◆ RECORDS PROVIDED ◆
------------------------------------------------
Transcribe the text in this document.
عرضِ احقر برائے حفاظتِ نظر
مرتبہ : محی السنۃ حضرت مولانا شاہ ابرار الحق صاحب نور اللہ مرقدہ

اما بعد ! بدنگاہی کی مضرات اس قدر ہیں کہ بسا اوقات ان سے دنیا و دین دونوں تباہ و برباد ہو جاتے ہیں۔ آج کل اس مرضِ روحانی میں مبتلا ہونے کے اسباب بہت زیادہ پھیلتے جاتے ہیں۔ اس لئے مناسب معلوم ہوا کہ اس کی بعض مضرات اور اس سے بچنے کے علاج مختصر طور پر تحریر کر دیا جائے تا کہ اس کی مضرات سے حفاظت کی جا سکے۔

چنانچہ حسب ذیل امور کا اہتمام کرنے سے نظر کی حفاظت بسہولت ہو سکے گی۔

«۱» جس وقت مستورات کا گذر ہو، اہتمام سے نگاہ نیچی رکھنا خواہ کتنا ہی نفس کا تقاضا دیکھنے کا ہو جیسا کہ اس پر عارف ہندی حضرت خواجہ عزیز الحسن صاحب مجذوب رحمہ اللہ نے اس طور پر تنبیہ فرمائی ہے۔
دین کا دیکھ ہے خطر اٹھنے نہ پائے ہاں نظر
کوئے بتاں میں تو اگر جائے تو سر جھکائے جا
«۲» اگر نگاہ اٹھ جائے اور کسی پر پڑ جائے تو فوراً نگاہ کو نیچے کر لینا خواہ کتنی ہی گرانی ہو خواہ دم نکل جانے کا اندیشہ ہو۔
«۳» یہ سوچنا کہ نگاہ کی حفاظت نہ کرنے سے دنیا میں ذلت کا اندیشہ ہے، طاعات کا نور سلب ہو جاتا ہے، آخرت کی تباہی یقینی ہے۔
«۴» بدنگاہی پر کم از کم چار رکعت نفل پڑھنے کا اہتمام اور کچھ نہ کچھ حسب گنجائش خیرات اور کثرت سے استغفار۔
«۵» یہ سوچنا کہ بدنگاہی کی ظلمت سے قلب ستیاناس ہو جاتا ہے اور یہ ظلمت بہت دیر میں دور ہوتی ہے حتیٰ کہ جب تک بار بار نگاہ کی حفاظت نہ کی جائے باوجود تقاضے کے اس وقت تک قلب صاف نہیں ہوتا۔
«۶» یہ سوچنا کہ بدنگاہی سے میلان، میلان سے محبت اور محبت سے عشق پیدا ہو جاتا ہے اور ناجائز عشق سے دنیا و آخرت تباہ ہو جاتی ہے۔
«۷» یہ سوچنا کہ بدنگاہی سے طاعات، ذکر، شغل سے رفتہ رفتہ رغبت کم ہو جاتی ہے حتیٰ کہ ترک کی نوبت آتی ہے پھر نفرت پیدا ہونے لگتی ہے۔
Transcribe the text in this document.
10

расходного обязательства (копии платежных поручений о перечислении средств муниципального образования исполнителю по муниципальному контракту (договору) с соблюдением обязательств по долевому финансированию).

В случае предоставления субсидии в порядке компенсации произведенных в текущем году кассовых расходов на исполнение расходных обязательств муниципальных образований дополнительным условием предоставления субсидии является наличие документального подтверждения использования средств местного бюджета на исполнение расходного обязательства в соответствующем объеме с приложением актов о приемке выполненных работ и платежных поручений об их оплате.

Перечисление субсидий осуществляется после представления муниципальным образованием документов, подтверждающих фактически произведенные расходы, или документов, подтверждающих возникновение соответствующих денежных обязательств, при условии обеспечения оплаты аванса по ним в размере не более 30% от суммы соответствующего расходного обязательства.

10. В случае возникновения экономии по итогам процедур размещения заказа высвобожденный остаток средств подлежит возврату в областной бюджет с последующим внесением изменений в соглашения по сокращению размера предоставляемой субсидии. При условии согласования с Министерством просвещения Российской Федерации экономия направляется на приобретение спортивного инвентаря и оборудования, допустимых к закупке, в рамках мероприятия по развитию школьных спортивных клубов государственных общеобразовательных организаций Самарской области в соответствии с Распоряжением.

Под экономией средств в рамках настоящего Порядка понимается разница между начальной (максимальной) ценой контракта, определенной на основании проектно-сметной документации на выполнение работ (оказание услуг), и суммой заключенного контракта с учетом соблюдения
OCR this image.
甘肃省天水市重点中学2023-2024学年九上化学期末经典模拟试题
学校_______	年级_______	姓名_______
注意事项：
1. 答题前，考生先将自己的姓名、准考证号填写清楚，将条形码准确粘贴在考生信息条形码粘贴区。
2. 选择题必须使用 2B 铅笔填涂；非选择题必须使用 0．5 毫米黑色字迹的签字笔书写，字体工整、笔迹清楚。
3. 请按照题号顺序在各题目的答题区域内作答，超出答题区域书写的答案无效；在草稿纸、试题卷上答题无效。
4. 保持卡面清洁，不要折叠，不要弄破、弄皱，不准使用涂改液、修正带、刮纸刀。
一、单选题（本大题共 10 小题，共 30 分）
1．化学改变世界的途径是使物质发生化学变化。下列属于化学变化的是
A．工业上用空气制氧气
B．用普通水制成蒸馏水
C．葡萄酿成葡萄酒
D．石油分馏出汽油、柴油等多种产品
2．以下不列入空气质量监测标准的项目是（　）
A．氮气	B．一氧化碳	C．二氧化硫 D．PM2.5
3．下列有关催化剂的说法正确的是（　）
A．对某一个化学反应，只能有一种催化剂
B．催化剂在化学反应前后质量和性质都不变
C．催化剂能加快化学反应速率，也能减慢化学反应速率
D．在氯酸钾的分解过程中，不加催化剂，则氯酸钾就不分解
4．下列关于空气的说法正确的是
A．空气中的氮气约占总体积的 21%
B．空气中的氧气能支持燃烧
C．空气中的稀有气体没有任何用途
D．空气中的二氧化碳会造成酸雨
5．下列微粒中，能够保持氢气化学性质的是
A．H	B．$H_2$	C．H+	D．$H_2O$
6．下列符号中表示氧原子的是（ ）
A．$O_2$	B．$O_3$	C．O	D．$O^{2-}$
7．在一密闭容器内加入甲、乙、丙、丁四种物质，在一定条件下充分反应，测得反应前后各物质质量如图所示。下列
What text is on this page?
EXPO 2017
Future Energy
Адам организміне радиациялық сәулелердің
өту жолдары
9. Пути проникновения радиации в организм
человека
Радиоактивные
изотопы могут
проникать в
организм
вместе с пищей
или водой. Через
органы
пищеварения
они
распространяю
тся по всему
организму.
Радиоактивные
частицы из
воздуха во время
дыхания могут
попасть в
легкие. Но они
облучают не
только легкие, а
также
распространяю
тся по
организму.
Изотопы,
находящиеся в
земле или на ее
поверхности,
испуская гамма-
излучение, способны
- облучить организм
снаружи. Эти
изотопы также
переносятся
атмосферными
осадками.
------------------------------------------------
Search the data for the string "حفاظت" and copy each line where it appears.

◆ CORRECT RESPONSE ◆
عرضِ احقر برائے حفاظتِ نظر
اما بعد ! بدنگاہی کی مضرات اس قدر ہیں کہ بسا اوقات ان سے دنیا و دین دونوں تباہ و برباد ہو جاتے ہیں۔ آج کل اس مرضِ روحانی میں مبتلا ہونے کے اسباب بہت زیادہ پھیلتے جاتے ہیں۔ اس لئے مناسب معلوم ہوا کہ اس کی بعض مضرات اور اس سے بچنے کے علاج مختصر طور پر تحریر کر دیا جائے تا کہ اس کی مضرات سے حفاظت کی جا سکے۔
چنانچہ حسب ذیل امور کا اہتمام کرنے سے نظر کی حفاظت بسہولت ہو سکے گی۔
«۳» یہ سوچنا کہ نگاہ کی حفاظت نہ کرنے سے دنیا میں ذلت کا اندیشہ ہے، طاعات کا نور سلب ہو جاتا ہے، آخرت کی تباہی یقینی ہے۔
«۵» یہ سوچنا کہ بدنگاہی کی ظلمت سے قلب ستیاناس ہو جاتا ہے اور یہ ظلمت بہت دیر میں دور ہوتی ہے حتیٰ کہ جب تک بار بار نگاہ کی حفاظت نہ کی جائے باوجود تقاضے کے اس وقت تک قلب صاف نہیں ہوتا۔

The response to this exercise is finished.